#### WHAT THE TASK ASKS:
From the entries below, say how many lines carry the word "time", and give nothing but the number.

##### MATERIAL PROVIDED #####

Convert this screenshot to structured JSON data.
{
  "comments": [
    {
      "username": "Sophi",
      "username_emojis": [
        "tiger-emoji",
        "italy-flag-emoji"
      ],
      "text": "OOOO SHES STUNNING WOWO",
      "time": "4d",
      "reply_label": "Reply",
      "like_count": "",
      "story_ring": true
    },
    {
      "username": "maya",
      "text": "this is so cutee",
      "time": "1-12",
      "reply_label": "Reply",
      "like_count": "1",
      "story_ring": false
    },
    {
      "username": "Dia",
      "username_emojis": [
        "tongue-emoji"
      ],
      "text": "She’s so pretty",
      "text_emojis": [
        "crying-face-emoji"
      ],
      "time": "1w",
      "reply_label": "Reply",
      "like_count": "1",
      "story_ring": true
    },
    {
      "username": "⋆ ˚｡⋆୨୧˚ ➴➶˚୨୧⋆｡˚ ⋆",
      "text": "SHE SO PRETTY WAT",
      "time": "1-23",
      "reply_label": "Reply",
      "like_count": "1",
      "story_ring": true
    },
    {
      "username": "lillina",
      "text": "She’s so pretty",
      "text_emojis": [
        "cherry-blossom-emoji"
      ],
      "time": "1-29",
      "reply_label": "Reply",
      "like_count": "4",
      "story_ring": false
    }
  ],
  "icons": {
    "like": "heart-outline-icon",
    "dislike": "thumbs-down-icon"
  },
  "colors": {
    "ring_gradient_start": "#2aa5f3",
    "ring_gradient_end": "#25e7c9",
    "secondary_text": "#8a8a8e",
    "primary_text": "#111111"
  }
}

#####

#### EXERCISE ANSWER:
5